Cheguei à igreja, desculpem, ao concerto dos We Trust, às onze e meia. Estava cheio de adolescentes muito arranjadinhos, sem cabelo à tijela. Uma espécie de mocidade portuguesa mas com telemóveis topo de gama e com ares muito relaxados. Tinham ido ouvir gospel-outkast e via-se que se sentiam muito felizes. O vocalista estava sempre a dizer “estou muito feliz”, “sejam felizes”, e tentava dançar como o Justin Timberlake, apesar de achar que estava a dançar à James Murphy. Depois, para apelar aos aplausos, fazia um movimento muito esquisito com as mãos, tipo bater palmas, mas em versão mecanizada, que parava segundos antes das palmas das mãos se tocarem. Ou seja, abro braços, fecho braços, simulo que vou dar uma salva de palmas mas afinal não dou. Era só para verem como se faz.
Entretanto, junta-se a Mariah Carey, uma rapariga que, pela expressão do vocalista, teve muita sorte em pisar o palco com ele e de poder gesticular a voz entre graves e agudos, com os olhos fechados, e movimentos faciais de sofrimento, ou outro sentimento muito profundo, cuja tradução não me sinto capaz de fazer.
Seguiu-se o pedido para ligarem as luzes dos telemóveis e, todos juntos, todos ju-un-tos, fazerem uma grande festa da escola secundária, só que, por acaso, foi na Casa da Música.
*-*-*
**INSTRUÇÃO ESCRITA A:** Segundo a crónica sobre o concerto dos We Trust, a que horas se deu a chegada ao concerto?
**INSTRUÇÃO ESCRITA B:** Enumere todos os nomes de pessoas que aparecem na crónica sobre o concerto dos We Trust.
**INSTRUÇÃO ESCRITA C:** Prossiga a crónica sobre o concerto dos We Trust a partir da última frase apresentada.
As linhas não têm qualquer papel nesta parte.

**DADOS FORNECIDOS:**
*-*-*
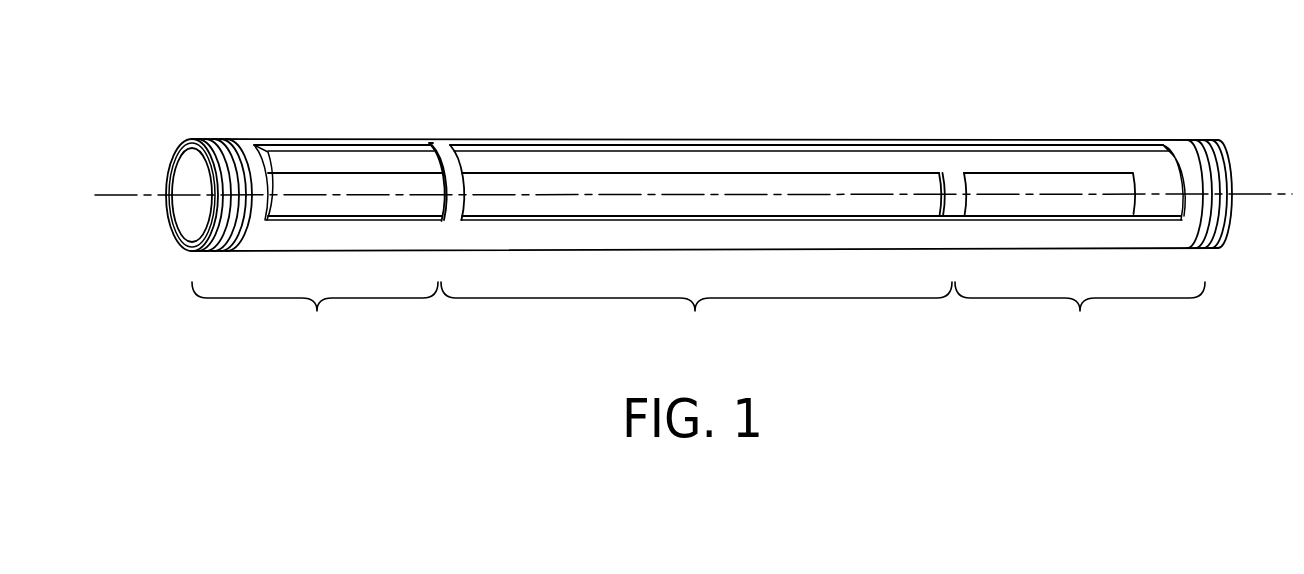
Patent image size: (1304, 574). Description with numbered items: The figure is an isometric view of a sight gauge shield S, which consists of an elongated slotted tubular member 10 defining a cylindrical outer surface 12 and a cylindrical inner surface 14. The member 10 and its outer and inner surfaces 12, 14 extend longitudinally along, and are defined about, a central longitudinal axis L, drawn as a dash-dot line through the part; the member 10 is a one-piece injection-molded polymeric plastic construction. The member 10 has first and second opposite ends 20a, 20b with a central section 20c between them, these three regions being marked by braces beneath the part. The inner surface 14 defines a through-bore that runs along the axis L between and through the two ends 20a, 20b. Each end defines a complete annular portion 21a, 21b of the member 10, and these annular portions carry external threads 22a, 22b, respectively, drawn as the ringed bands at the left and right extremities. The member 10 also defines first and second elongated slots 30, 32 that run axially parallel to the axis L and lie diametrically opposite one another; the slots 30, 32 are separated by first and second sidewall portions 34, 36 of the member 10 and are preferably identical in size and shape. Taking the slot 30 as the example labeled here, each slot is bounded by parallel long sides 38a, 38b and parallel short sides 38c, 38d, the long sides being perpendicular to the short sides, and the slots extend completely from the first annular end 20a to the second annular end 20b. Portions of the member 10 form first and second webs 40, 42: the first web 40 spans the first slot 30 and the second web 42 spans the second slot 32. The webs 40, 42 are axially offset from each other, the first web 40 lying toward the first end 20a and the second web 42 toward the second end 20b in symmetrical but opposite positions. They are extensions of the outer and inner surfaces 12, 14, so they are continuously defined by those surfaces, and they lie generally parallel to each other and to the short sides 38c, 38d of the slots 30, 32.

The elongated slotted tubular member 10 is at (1072, 138).
The cylindrical outer surface 12 is at (358, 229).
The cylindrical inner surface 14 is at (195, 161).
The first end 20a is at (315, 312).
The second end 20b is at (1080, 312).
The central section 20c is at (696, 312).
The first annular portion 21a is at (190, 138).
The second annular portion 21b is at (1218, 246).
The first external threads 22a is at (215, 138).
The second external threads 22b is at (1200, 138).
The first elongated slot 30 is at (765, 150).
The second elongated slot 32 is at (832, 172).
The first sidewall portion 34 is at (718, 228).
The second sidewall portion 36 is at (720, 140).
The first long side 38a is at (652, 149).
The second long side 38b is at (560, 217).
The first short side 38c is at (268, 160).
The second short side 38d is at (1163, 143).
The first web 40 is at (452, 168).
The second web 42 is at (965, 185).
The sight gauge shield S is at (923, 120).
The central longitudinal axis L is at (103, 198).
*-*-*
**RESPOSTA A:** Às onze e meia.

**RESPOSTA B:** Justin Timberlake, James Murphy, Mariah Carey

**RESPOSTA C:**
Já tinha bebido três finos para aguentar aquilo de saltos altos, vestido curto e eyeliner preto. Eu, que sou sempre a mais beta dos concertos rock (manias), parecia uma gótica industrial no meio da criançada de pulseiras de berloques e cabelinhos esticadinhos.
Bem, acabou. Com as luzes já acesas, lembrei-me do fabuloso concerto dos Pop Dell'Arte que vi, há 10 anos atrás, naquela sala, que é uma das melhores do Porto para os ver. Vou à rua, que ninguém fuma em sítios lavadinhos como este, e eu já deixei de fumar há 4 anos, mas a minha companhia não.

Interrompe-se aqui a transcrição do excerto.